§ **What this task involves**:
Reproduce the following material exactly, including every line.

(Records from a data source)
※
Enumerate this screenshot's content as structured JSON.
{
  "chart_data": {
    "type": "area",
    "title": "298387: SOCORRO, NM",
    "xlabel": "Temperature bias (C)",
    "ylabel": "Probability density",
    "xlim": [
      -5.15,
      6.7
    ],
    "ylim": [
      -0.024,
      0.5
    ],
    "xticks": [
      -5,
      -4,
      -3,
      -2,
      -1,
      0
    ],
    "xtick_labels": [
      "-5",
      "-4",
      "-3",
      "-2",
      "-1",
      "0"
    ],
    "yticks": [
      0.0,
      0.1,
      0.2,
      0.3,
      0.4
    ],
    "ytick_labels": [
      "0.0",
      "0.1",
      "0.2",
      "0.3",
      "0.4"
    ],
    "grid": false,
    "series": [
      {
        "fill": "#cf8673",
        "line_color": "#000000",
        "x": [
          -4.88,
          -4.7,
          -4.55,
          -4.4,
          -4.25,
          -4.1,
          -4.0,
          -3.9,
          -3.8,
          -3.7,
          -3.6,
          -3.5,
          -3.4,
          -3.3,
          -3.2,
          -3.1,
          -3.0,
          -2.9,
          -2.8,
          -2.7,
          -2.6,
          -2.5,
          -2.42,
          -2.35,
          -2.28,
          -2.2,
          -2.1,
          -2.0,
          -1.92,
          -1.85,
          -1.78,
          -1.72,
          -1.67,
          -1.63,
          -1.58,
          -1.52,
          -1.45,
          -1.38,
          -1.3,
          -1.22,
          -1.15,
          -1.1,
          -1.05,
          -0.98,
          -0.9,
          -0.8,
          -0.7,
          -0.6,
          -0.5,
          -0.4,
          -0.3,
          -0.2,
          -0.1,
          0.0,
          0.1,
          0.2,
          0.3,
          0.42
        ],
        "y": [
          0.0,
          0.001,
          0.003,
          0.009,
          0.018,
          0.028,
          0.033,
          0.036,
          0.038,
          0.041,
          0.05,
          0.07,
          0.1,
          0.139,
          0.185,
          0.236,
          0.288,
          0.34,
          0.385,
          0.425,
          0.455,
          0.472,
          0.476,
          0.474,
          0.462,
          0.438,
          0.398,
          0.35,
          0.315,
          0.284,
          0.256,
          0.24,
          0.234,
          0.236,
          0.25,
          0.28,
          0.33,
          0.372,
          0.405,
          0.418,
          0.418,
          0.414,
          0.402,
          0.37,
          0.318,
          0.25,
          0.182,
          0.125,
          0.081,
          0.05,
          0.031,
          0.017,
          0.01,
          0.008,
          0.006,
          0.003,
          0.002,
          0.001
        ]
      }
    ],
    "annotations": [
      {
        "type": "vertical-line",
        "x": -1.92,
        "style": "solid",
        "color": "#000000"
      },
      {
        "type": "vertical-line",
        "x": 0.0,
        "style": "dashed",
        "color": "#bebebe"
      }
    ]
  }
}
※
§ **Final result**:
Enumerate this screenshot's content as structured JSON.
{
  "chart_data": {
    "type": "area",
    "title": "298387: SOCORRO, NM",
    "xlabel": "Temperature bias (C)",
    "ylabel": "Probability density",
    "xlim": [
      -5.15,
      6.7
    ],
    "ylim": [
      -0.024,
      0.5
    ],
    "xticks": [
      -5,
      -4,
      -3,
      -2,
      -1,
      0
    ],
    "xtick_labels": [
      "-5",
      "-4",
      "-3",
      "-2",
      "-1",
      "0"
    ],
    "yticks": [
      0.0,
      0.1,
      0.2,
      0.3,
      0.4
    ],
    "ytick_labels": [
      "0.0",
      "0.1",
      "0.2",
      "0.3",
      "0.4"
    ],
    "grid": false,
    "series": [
      {
        "fill": "#cf8673",
        "line_color": "#000000",
        "x": [
          -4.88,
          -4.7,
          -4.55,
          -4.4,
          -4.25,
          -4.1,
          -4.0,
          -3.9,
          -3.8,
          -3.7,
          -3.6,
          -3.5,
          -3.4,
          -3.3,
          -3.2,
          -3.1,
          -3.0,
          -2.9,
          -2.8,
          -2.7,
          -2.6,
          -2.5,
          -2.42,
          -2.35,
          -2.28,
          -2.2,
          -2.1,
          -2.0,
          -1.92,
          -1.85,
          -1.78,
          -1.72,
          -1.67,
          -1.63,
          -1.58,
          -1.52,
          -1.45,
          -1.38,
          -1.3,
          -1.22,
          -1.15,
          -1.1,
          -1.05,
          -0.98,
          -0.9,
          -0.8,
          -0.7,
          -0.6,
          -0.5,
          -0.4,
          -0.3,
          -0.2,
          -0.1,
          0.0,
          0.1,
          0.2,
          0.3,
          0.42
        ],
        "y": [
          0.0,
          0.001,
          0.003,
          0.009,
          0.018,
          0.028,
          0.033,
          0.036,
          0.038,
          0.041,
          0.05,
          0.07,
          0.1,
          0.139,
          0.185,
          0.236,
          0.288,
          0.34,
          0.385,
          0.425,
          0.455,
          0.472,
          0.476,
          0.474,
          0.462,
          0.438,
          0.398,
          0.35,
          0.315,
          0.284,
          0.256,
          0.24,
          0.234,
          0.236,
          0.25,
          0.28,
          0.33,
          0.372,
          0.405,
          0.418,
          0.418,
          0.414,
          0.402,
          0.37,
          0.318,
          0.25,
          0.182,
          0.125,
          0.081,
          0.05,
          0.031,
          0.017,
          0.01,
          0.008,
          0.006,
          0.003,
          0.002,
          0.001
        ]
      }
    ],
    "annotations": [
      {
        "type": "vertical-line",
        "x": -1.92,
        "style": "solid",
        "color": "#000000"
      },
      {
        "type": "vertical-line",
        "x": 0.0,
        "style": "dashed",
        "color": "#bebebe"
      }
    ]
  }
}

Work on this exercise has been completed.